WHAT IS BEING ASKED
Copy the data precisely, keeping every character.

Collected data

★ ★ ★ ★ ★

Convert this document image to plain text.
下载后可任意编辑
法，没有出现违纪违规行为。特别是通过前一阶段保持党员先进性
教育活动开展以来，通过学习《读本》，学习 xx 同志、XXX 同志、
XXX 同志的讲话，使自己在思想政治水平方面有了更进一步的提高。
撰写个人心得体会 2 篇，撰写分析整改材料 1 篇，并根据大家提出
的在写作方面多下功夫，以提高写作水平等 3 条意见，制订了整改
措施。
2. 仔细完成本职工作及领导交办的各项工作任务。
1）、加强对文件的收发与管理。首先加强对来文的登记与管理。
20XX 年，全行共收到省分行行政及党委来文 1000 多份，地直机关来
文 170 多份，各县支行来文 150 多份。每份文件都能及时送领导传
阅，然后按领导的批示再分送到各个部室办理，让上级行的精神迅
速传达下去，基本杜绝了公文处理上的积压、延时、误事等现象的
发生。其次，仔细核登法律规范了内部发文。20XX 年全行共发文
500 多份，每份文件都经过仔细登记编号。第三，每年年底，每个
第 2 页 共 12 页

★ ★ ★ ★ ★

SOLUTION
Convert this document image to plain text.
下载后可任意编辑
法，没有出现违纪违规行为。特别是通过前一阶段保持党员先进性
教育活动开展以来，通过学习《读本》，学习 xx 同志、XXX 同志、
XXX 同志的讲话，使自己在思想政治水平方面有了更进一步的提高。
撰写个人心得体会 2 篇，撰写分析整改材料 1 篇，并根据大家提出
的在写作方面多下功夫，以提高写作水平等 3 条意见，制订了整改
措施。
2. 仔细完成本职工作及领导交办的各项工作任务。
1）、加强对文件的收发与管理。首先加强对来文的登记与管理。
20XX 年，全行共收到省分行行政及党委来文 1000 多份，地直机关来
文 170 多份，各县支行来文 150 多份。每份文件都能及时送领导传
阅，然后按领导的批示再分送到各个部室办理，让上级行的精神迅
速传达下去，基本杜绝了公文处理上的积压、延时、误事等现象的
发生。其次，仔细核登法律规范了内部发文。20XX 年全行共发文
500 多份，每份文件都经过仔细登记编号。第三，每年年底，每个
第 2 页 共 12 页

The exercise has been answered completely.